▶ **Aim**
Each record that follows should be repeated exactly, minus any images.

▬▬▬▬▬▬

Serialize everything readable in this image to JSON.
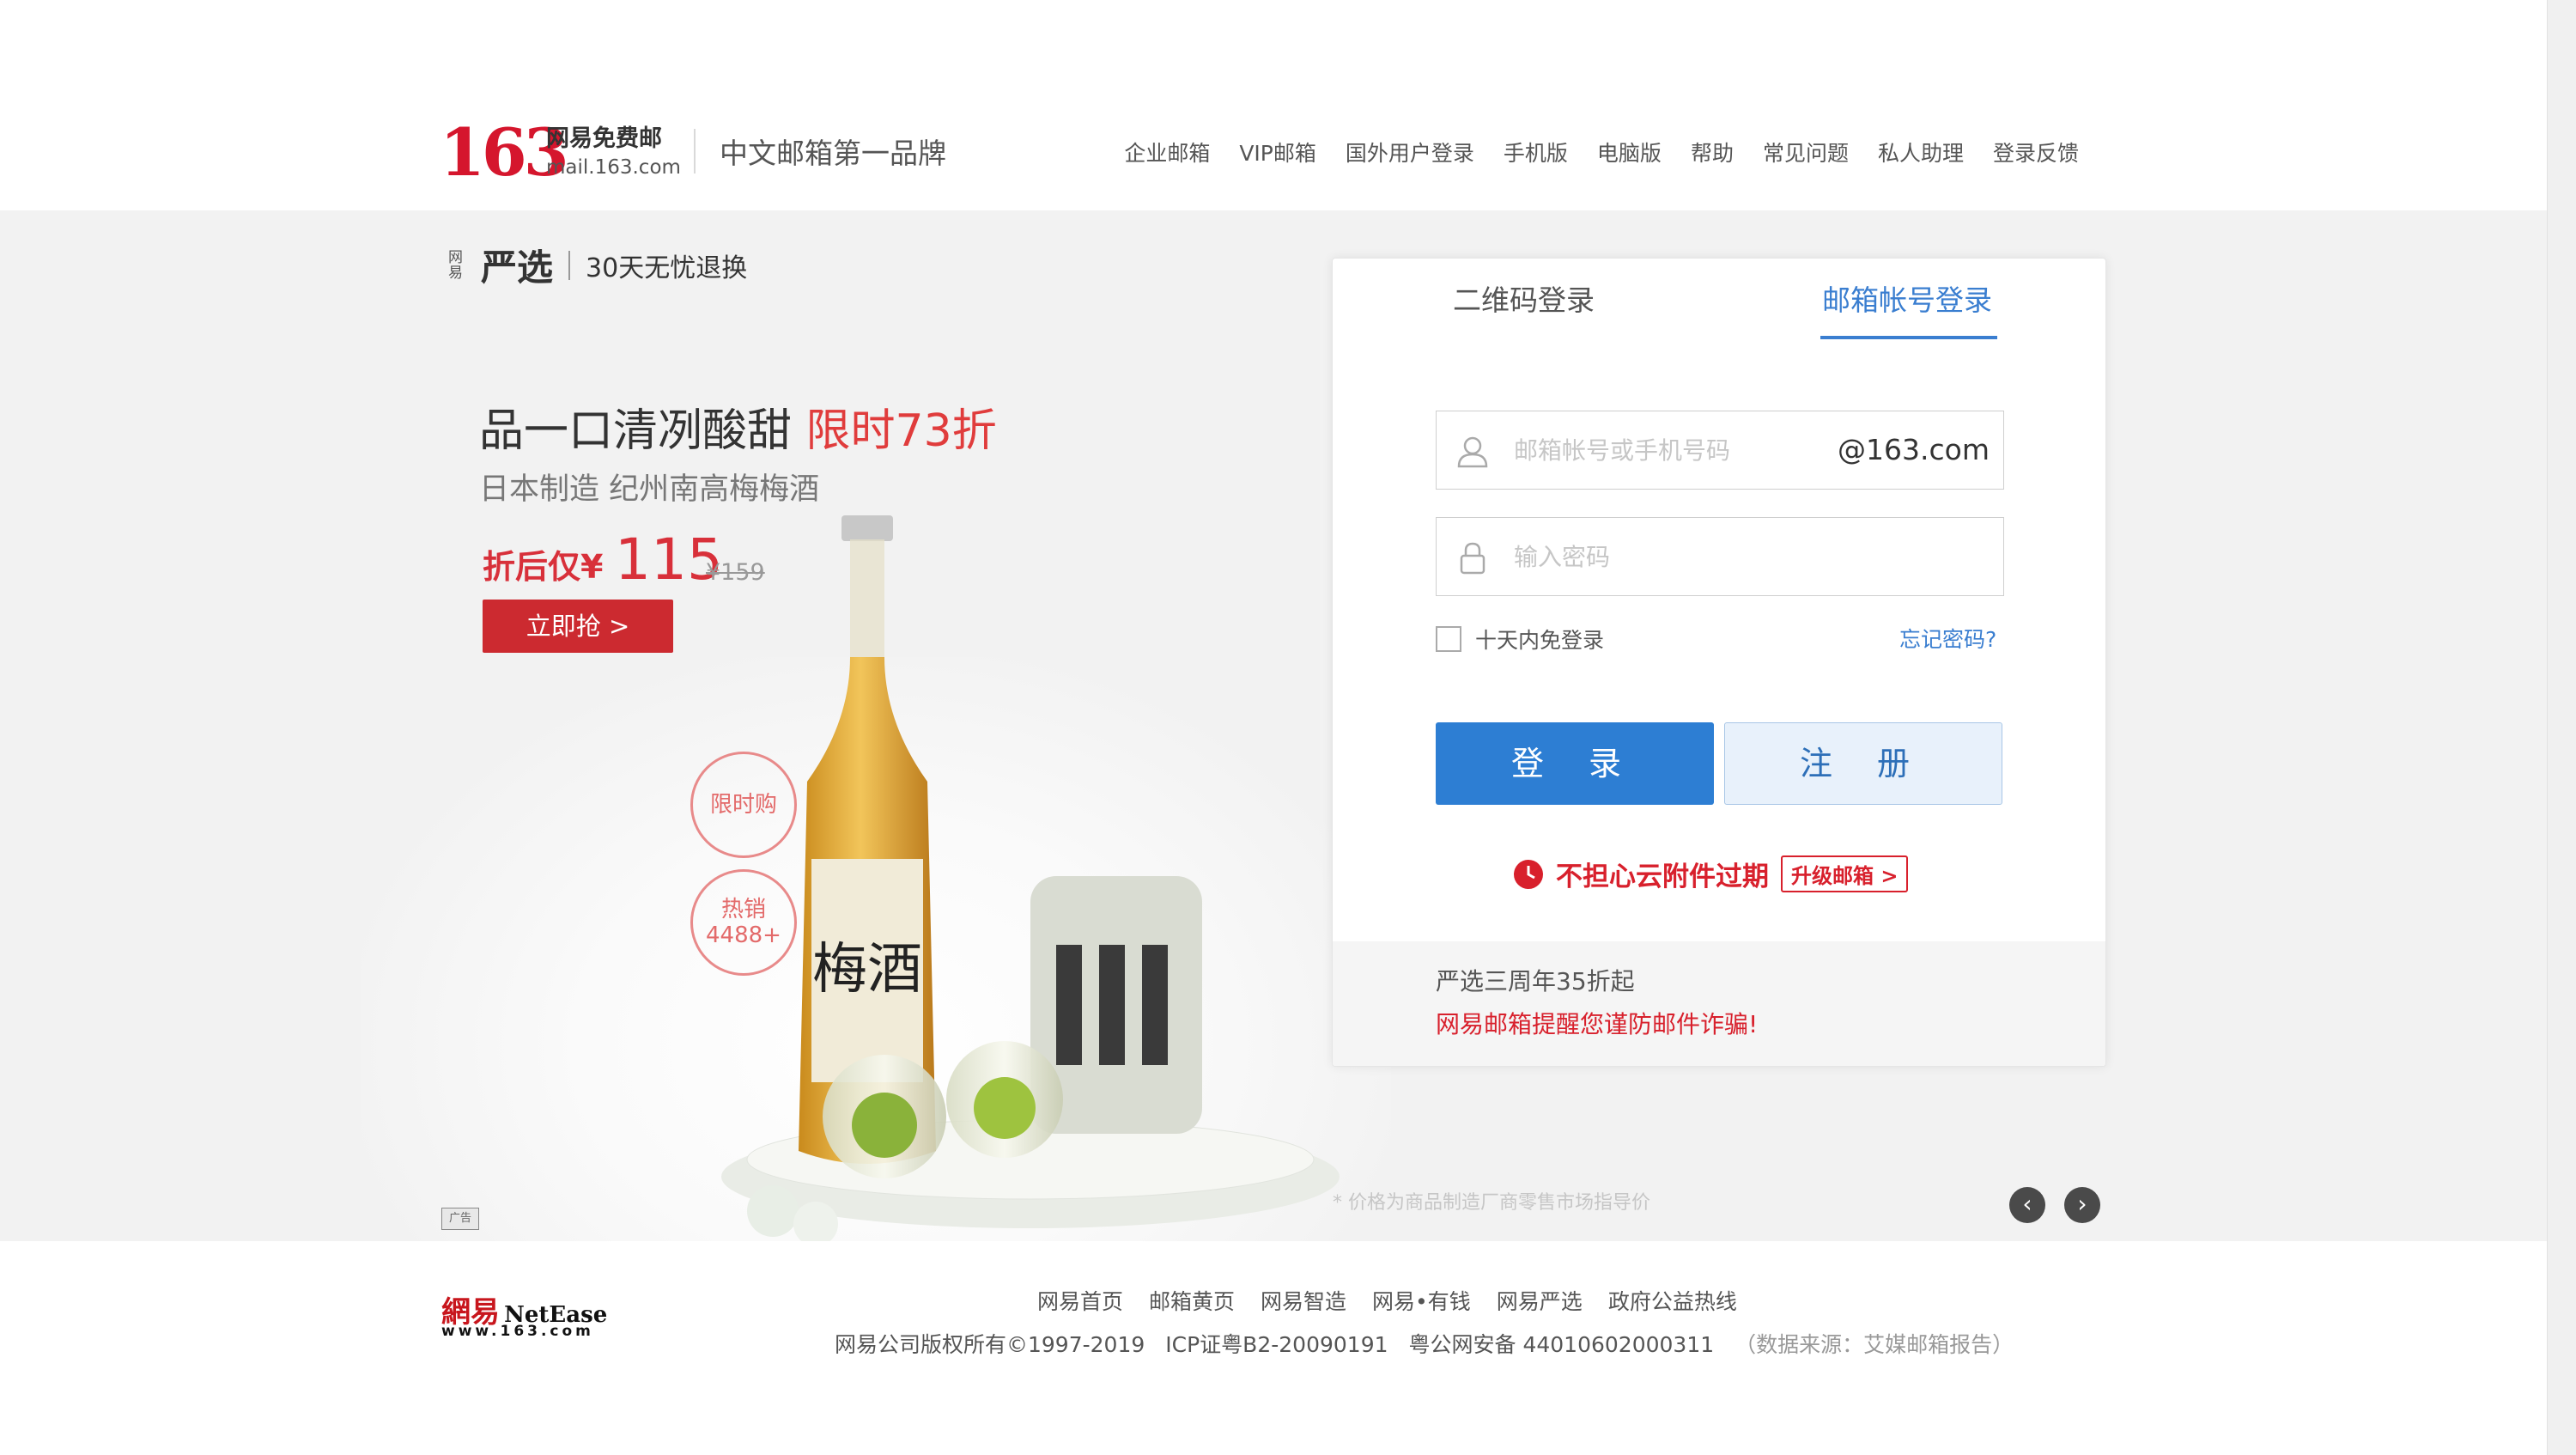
{
  "header": {
    "logo_number": "163",
    "logo_cn": "网易免费邮",
    "logo_domain": "mail.163.com",
    "slogan": "中文邮箱第一品牌",
    "nav": [
      "企业邮箱",
      "VIP邮箱",
      "国外用户登录",
      "手机版",
      "电脑版",
      "帮助",
      "常见问题",
      "私人助理",
      "登录反馈"
    ]
  },
  "banner": {
    "brand_small": "网易",
    "brand_big": "严选",
    "brand_slogan": "30天无忧退换",
    "title_main": "品一口清冽酸甜",
    "title_highlight": "限时73折",
    "subtitle": "日本制造 纪州南高梅梅酒",
    "price_label": "折后仅¥",
    "price": "115",
    "old_price": "¥159",
    "buy_button": "立即抢 >",
    "badge_1": "限时购",
    "badge_2_line1": "热销",
    "badge_2_line2": "4488+",
    "bottle_label": "梅酒",
    "ad_mark": "广告",
    "price_note": "* 价格为商品制造厂商零售市场指导价",
    "prev": "‹",
    "next": "›"
  },
  "login": {
    "tab_qr": "二维码登录",
    "tab_account": "邮箱帐号登录",
    "username_placeholder": "邮箱帐号或手机号码",
    "domain_suffix": "@163.com",
    "password_placeholder": "输入密码",
    "remember_label": "十天内免登录",
    "forgot_link": "忘记密码?",
    "login_button": "登 录",
    "register_button": "注 册",
    "promo_text": "不担心云附件过期",
    "upgrade_button": "升级邮箱 >",
    "footer_line1": "严选三周年35折起",
    "footer_line2": "网易邮箱提醒您谨防邮件诈骗!"
  },
  "footer": {
    "logo_cn": "網易",
    "logo_en": "NetEase",
    "logo_url": "www.163.com",
    "links": [
      "网易首页",
      "邮箱黄页",
      "网易智造",
      "网易•有钱",
      "网易严选",
      "政府公益热线"
    ],
    "copyright": "网易公司版权所有©1997-2019",
    "icp": "ICP证粤B2-20090191",
    "police": "粤公网安备 44010602000311",
    "source": "（数据来源：艾媒邮箱报告）"
  },
  "colors": {
    "brand_red": "#d5162d",
    "accent_blue": "#2d7ed3",
    "banner_bg": "#f2f2f2"
  }
}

▬▬▬▬▬▬

▶ **Task result**
Serialize everything readable in this image to JSON.
{
  "header": {
    "logo_number": "163",
    "logo_cn": "网易免费邮",
    "logo_domain": "mail.163.com",
    "slogan": "中文邮箱第一品牌",
    "nav": [
      "企业邮箱",
      "VIP邮箱",
      "国外用户登录",
      "手机版",
      "电脑版",
      "帮助",
      "常见问题",
      "私人助理",
      "登录反馈"
    ]
  },
  "banner": {
    "brand_small": "网易",
    "brand_big": "严选",
    "brand_slogan": "30天无忧退换",
    "title_main": "品一口清冽酸甜",
    "title_highlight": "限时73折",
    "subtitle": "日本制造 纪州南高梅梅酒",
    "price_label": "折后仅¥",
    "price": "115",
    "old_price": "¥159",
    "buy_button": "立即抢 >",
    "badge_1": "限时购",
    "badge_2_line1": "热销",
    "badge_2_line2": "4488+",
    "bottle_label": "梅酒",
    "ad_mark": "广告",
    "price_note": "* 价格为商品制造厂商零售市场指导价",
    "prev": "‹",
    "next": "›"
  },
  "login": {
    "tab_qr": "二维码登录",
    "tab_account": "邮箱帐号登录",
    "username_placeholder": "邮箱帐号或手机号码",
    "domain_suffix": "@163.com",
    "password_placeholder": "输入密码",
    "remember_label": "十天内免登录",
    "forgot_link": "忘记密码?",
    "login_button": "登 录",
    "register_button": "注 册",
    "promo_text": "不担心云附件过期",
    "upgrade_button": "升级邮箱 >",
    "footer_line1": "严选三周年35折起",
    "footer_line2": "网易邮箱提醒您谨防邮件诈骗!"
  },
  "footer": {
    "logo_cn": "網易",
    "logo_en": "NetEase",
    "logo_url": "www.163.com",
    "links": [
      "网易首页",
      "邮箱黄页",
      "网易智造",
      "网易•有钱",
      "网易严选",
      "政府公益热线"
    ],
    "copyright": "网易公司版权所有©1997-2019",
    "icp": "ICP证粤B2-20090191",
    "police": "粤公网安备 44010602000311",
    "source": "（数据来源：艾媒邮箱报告）"
  },
  "colors": {
    "brand_red": "#d5162d",
    "accent_blue": "#2d7ed3",
    "banner_bg": "#f2f2f2"
  }
}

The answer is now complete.